#### Provided text:
* * *
Dec 11, 2020
Ancient DNA Extraction from Dental Calculus
Forked from Ancient DNA Extraction from Skeletal Material
- Franziska Aron1,
- Courtney Hofman2,
- Zandra Fagernäs3,
- Irina Velsko4,
- Eirini Skourtanioti4,
- Guido Brandt3,
- Christina Warinner3
- 1Friedrich-Schiller Universität Jena;
- 2Laboratories of Molecular Anthropology and Microbiome Research, University of Oklahoma;
- 3Department of Archaeogenetics, Max Planck Institute for the Science of Human History;
- 4Max Planck Institute for Evolutionary Anthropology
- WarinnerGroup
- MPI EVA Archaeogenetics
Protocol Citation: Franziska Aron, Courtney Hofman, Zandra Fagernäs, Irina Velsko, Eirini Skourtanioti, Guido Brandt, Christina Warinner 2020. Ancient DNA Extraction from Dental Calculus. protocols.io https://dx.doi.org/10.17504/protocols.io.bidyka7w
License: This is an open access protocol distributed under the terms of the Creative Commons Attribution License, which permits unrestricted use, distribution, and reproduction in any medium, provided the original author and source are credited
Protocol status: Working
We use this protocol and it's working
Created: July 09, 2020
Last Modified: December 11, 2020
Protocol Integer ID: 39064
Keywords: Dabney, aDNA, extraction, DNA extraction, nucleic acids, ancient DNA, palaeogenetics, archaeogenetics, paleogenetics, archeogenetics, dental calculus
Abstract
Silica-based total DNA extraction protocol optimised for the recovery of ultra-short DNA molecules from archaeological dental calculus, modified from Dabney et al. (2013) PNAS (doi: 10.1073/pnas.1314445110) and adapted for dental calculus by Mann et al. (2018) Scientific Reports (doi: https://doi.org/10.1038/s41598-018-28091-9).
Image Attribution
Dental calculus deposit buildup on the molar of a Neanderthal; photo courtesy of Julie Arnaud, University of Ferrara
Guidelines
Working in an Ancient DNA Laboratory
- All steps of the protocol should take place in a clean room facility specifically designed for ancient DNA.
- The researcher performing lab work should wear correspondingly suitable lab-wear, such as:
- full-body suit with hood (e.g., Tyvek)
- hairnet
- face mask
- two pairs of clean gloves (do not wear latex gloves if samples will be used for proteomic analyses)
- clean shoes
- protective glasses
- Sample processing should be carried out in separated work benches with integrated UV irradiation (e.g. Dead Air PCR work bench)
- Surfaces and equipment should be regularly decontaminated with e.g. bleach solution or Thermofisher's DNA AWAY (or similar) and irradiated with UV.
- All home-made buffers should be prepared in a separate, dedicated PCR-free ultra-clean room and UV-irradiated for 30 min.
* * *
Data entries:
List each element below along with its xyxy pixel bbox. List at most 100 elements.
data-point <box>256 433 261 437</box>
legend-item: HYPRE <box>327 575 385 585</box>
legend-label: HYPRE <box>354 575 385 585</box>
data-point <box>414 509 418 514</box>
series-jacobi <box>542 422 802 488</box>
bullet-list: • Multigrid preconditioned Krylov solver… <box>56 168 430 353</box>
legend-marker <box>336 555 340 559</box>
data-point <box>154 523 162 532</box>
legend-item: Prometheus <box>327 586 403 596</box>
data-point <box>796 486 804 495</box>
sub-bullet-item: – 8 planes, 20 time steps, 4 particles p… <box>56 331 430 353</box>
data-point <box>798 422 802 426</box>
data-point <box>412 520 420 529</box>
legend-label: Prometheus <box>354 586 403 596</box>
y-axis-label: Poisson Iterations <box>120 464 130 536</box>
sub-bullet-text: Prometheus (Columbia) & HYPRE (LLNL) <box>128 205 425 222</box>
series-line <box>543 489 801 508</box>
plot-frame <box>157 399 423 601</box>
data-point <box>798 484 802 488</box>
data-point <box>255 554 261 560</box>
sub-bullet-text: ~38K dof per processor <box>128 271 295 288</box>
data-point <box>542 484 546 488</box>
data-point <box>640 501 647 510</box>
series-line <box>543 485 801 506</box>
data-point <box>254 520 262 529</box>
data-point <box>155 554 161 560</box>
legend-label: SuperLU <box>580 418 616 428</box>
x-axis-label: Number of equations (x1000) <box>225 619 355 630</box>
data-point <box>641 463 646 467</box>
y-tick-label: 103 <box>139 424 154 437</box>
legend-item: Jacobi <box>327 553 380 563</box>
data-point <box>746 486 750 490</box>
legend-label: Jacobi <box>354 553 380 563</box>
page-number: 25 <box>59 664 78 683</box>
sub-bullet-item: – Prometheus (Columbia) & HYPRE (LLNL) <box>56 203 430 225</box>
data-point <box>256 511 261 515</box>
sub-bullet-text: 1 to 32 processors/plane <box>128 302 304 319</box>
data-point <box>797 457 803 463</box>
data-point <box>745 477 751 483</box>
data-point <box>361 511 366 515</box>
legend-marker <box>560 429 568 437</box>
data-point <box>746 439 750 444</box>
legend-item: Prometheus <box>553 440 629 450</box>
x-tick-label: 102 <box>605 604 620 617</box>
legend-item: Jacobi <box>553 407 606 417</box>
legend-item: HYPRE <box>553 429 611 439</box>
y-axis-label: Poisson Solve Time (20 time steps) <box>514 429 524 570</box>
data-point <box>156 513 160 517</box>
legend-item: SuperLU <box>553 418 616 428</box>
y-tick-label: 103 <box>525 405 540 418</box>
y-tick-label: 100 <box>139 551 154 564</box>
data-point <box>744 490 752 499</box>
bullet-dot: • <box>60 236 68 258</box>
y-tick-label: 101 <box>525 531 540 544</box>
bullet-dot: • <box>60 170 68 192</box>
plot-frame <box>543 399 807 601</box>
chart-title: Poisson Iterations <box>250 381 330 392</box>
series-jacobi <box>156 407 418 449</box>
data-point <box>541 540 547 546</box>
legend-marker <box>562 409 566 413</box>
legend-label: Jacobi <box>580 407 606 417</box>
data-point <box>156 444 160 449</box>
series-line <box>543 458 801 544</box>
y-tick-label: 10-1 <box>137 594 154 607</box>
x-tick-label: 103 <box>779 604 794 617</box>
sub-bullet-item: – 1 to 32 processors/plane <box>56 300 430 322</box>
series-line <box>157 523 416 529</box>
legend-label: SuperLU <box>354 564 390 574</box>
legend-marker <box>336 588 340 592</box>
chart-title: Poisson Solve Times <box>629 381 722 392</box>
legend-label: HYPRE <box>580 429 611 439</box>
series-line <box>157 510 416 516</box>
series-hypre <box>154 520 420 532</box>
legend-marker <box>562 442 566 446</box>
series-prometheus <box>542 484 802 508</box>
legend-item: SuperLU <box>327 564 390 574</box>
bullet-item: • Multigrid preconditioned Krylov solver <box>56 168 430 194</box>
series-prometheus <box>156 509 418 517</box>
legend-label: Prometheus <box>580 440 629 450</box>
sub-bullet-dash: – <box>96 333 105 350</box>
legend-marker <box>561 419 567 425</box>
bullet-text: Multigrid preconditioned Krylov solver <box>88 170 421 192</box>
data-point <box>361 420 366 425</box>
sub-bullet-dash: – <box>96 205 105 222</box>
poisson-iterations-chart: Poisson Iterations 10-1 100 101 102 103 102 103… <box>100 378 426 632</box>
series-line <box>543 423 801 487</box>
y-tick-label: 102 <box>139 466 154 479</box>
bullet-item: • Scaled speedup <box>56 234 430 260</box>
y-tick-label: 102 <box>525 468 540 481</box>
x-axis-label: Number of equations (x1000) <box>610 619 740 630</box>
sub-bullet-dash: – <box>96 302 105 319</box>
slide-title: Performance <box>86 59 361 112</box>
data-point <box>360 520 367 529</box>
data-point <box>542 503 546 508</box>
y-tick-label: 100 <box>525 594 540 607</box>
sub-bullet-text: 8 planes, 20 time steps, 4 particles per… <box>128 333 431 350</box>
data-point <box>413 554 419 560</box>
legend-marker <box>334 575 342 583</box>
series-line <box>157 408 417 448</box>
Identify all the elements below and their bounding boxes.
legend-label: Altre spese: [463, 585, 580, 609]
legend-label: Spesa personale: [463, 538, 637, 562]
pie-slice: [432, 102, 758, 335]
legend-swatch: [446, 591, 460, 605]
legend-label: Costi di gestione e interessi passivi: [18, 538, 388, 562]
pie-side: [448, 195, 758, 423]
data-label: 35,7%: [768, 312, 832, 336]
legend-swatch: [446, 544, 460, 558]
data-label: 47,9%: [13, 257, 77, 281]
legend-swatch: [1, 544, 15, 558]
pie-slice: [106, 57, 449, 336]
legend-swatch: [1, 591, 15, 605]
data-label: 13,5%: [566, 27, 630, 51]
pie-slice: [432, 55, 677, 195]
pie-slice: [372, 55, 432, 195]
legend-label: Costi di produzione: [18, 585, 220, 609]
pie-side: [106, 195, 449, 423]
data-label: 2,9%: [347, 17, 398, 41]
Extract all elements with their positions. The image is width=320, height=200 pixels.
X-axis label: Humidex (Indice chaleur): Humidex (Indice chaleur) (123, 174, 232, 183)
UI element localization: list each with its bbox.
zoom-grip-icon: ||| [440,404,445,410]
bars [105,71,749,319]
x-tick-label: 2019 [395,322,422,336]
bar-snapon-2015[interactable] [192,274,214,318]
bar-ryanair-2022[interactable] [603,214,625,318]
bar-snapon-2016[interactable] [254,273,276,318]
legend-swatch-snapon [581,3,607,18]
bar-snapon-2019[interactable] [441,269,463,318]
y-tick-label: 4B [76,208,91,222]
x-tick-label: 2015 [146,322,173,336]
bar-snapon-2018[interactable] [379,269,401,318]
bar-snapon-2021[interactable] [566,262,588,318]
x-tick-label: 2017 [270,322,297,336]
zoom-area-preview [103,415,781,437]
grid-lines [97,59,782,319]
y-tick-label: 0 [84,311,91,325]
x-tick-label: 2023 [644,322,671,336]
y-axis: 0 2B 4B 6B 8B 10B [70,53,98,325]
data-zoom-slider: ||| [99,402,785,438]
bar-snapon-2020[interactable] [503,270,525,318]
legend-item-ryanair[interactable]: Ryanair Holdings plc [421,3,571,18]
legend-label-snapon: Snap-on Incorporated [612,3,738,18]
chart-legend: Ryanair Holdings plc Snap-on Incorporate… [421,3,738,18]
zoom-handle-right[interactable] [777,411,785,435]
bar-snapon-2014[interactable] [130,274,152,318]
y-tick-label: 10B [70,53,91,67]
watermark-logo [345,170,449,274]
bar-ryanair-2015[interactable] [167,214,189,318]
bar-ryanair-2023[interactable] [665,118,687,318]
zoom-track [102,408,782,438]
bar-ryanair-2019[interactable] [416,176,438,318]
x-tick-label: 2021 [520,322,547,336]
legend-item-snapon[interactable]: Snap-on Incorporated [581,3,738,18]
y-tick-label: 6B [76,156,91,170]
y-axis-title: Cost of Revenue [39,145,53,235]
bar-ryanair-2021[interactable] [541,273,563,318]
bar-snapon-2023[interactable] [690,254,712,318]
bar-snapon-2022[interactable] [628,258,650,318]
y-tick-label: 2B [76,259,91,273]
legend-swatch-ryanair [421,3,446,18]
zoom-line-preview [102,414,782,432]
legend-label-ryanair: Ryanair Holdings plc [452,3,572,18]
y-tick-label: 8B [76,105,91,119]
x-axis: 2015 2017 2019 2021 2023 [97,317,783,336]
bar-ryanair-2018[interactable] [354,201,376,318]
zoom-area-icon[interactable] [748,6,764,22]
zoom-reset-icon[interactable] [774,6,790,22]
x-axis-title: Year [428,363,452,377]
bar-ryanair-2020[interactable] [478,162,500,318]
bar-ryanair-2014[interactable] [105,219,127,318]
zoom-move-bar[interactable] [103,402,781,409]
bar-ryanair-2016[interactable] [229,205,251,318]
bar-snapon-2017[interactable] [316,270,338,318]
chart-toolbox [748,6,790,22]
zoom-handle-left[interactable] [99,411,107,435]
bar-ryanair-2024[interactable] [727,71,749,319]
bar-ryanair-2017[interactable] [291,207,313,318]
* * *
#### Check your understanding:
1. From the dental calculus DNA extraction protocol, list each item of lab-wear suggested for the researcher doing the lab work.
2. Pick up the dental calculus DNA extraction protocol after its last guideline and continue writing it.

#### Responses:
1.
- full-body suit with hood (e.g., Tyvek)
- hairnet
- face mask
- two pairs of clean gloves (do not wear latex gloves if samples will be used for proteomic analyses)
- clean shoes
- protective glasses

2.
Please see the following for more detailed guidance:
Llamas, B. et al., 2017. From the field to the laboratory: Controlling DNA contamination in human ancient DNA research in the high-throughput sequencing era. STAR: Science & Technology of Archaeological Research, 3(1), pp.1–14. Available at: https://doi.org/10.1080/20548923.2016.1258824.
Definitions
Stock-aliquot refers to a personal 'stock' (e.g. in a 50ml Falcon Tube) of reagents you can use across multiple sessions of this protocol. An 'aliquot' refers to a sub-aliquot of the stock, that is used for a single session of this specific protocol.
Protocol Specific Guidelines
This protocol requires the use of two rooms - a dedicated PCR-free ultra-clean buffer preparation room and a DNA extraction room. As calculus typically contains higher biomass than bones or teeth, it is preferable to do calculus extractions in a separate space when one is available. This reduces the possibility of contaminating extractions from lower biomass samples with oral bacterial DNA.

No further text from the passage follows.